Stated task 1:
According to the supplied text on the Keryx–Patheon agreement, on what date does the initial term of the Product Agreement end?

Supplied text:
# # # # #

Pursuant to the Agreement, Keryx orders from Patheon at least a certain percentage of its annual commercial requirements for Auryxia tablets each year for the term of the Agreement, which percentage is subject to reduction if Patheon fails to supply specified quantities of Auryxia tablets within specified timeframes.

The Product Agreement has an initial term ending December 31, 2024, and will automatically renew after the initial term for successive terms of two years each, unless either party gives notice of its intention to terminate the Product Agreement within a specified time prior to the end of the then current term.

Keryx may terminate the Product Agreement upon 30 days’ prior written notice if any governmental agency takes any action that prevents Keryx from researching, developing, importing, exporting, purchasing, selling or otherwise commercializing Auryxia. Further, Keryx will give at least six months’ advance notice (or such shorter period if required pursuant to action taken by a governmental agency) if Keryx intends to no longer order manufacturing services for Auryxia due to discontinuance of Auryxia in the market.

# # # # #

Data to use:
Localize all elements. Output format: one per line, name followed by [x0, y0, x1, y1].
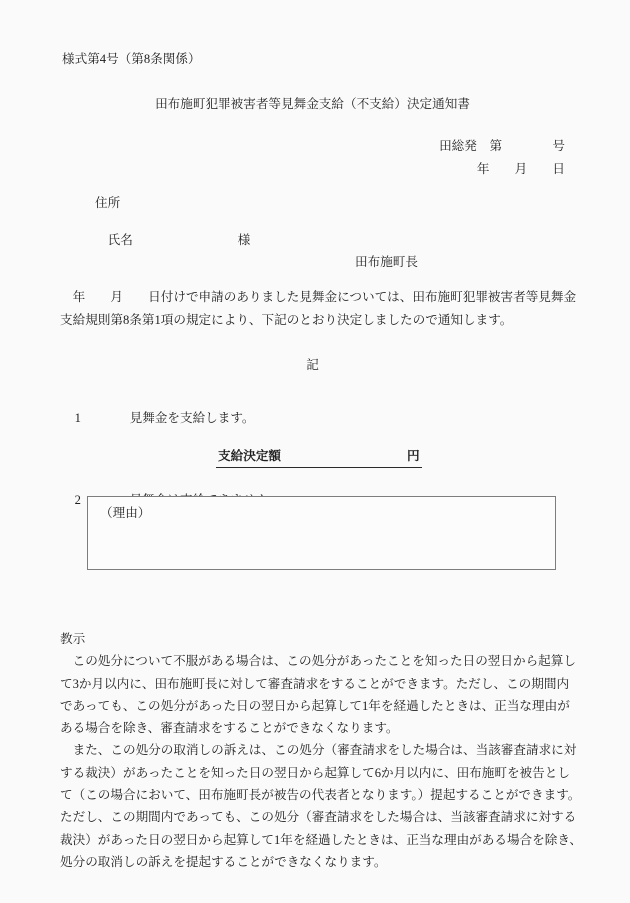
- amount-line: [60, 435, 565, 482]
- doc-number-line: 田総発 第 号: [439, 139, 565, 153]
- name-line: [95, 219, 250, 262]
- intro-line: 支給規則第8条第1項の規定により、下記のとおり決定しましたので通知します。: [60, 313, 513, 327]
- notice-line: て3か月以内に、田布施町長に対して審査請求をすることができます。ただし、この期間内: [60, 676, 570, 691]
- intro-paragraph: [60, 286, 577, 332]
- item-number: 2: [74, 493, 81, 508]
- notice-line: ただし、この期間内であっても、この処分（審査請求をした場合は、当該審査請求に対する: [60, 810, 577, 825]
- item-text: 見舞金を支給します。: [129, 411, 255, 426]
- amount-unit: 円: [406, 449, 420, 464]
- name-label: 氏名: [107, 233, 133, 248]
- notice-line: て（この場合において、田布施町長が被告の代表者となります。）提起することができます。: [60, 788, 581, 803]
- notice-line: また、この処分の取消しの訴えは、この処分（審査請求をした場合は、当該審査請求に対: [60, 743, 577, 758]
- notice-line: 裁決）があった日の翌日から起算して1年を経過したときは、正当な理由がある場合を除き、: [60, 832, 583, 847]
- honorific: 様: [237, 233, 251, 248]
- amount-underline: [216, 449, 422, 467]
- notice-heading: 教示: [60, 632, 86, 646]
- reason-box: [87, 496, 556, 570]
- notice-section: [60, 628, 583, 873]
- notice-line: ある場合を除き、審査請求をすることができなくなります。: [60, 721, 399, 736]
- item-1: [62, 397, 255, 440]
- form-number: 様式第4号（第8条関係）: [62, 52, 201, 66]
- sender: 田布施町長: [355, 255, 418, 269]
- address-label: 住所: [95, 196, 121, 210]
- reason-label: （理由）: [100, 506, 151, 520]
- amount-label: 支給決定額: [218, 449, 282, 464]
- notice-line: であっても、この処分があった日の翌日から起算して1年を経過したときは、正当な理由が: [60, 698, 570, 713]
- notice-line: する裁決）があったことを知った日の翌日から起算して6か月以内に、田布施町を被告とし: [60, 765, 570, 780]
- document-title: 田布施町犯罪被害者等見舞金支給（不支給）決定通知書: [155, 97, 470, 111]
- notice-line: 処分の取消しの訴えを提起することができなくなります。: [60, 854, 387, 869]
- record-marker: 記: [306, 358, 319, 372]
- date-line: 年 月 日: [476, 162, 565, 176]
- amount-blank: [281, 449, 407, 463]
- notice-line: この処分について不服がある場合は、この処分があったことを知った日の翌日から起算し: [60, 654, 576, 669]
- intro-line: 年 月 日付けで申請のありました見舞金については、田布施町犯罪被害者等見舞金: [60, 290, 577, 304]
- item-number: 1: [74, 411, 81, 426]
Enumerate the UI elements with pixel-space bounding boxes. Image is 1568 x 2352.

# # # # #

Stated task 2:
From the listing, reproduce only the stretch from the line containing "- amount-line: [60, 435, 565, 482]" through the line containing "- honorific: 様: [237, 233, 251, 248]", swapping "notice-line" for "appeal-line" wherever it occurs and leaving everything else unchanged.

Correct result 1:
December 31, 2024.

Correct result 2:
- amount-line: [60, 435, 565, 482]
- doc-number-line: 田総発 第 号: [439, 139, 565, 153]
- name-line: [95, 219, 250, 262]
- intro-line: 支給規則第8条第1項の規定により、下記のとおり決定しましたので通知します。: [60, 313, 513, 327]
- appeal-line: て3か月以内に、田布施町長に対して審査請求をすることができます。ただし、この期間内: [60, 676, 570, 691]
- intro-paragraph: [60, 286, 577, 332]
- item-number: 2: [74, 493, 81, 508]
- appeal-line: ただし、この期間内であっても、この処分（審査請求をした場合は、当該審査請求に対する: [60, 810, 577, 825]
- item-text: 見舞金を支給します。: [129, 411, 255, 426]
- amount-unit: 円: [406, 449, 420, 464]
- name-label: 氏名: [107, 233, 133, 248]
- appeal-line: て（この場合において、田布施町長が被告の代表者となります。）提起することができます。: [60, 788, 581, 803]
- appeal-line: また、この処分の取消しの訴えは、この処分（審査請求をした場合は、当該審査請求に対: [60, 743, 577, 758]
- appeal-line: 裁決）があった日の翌日から起算して1年を経過したときは、正当な理由がある場合を除き、: [60, 832, 583, 847]
- honorific: 様: [237, 233, 251, 248]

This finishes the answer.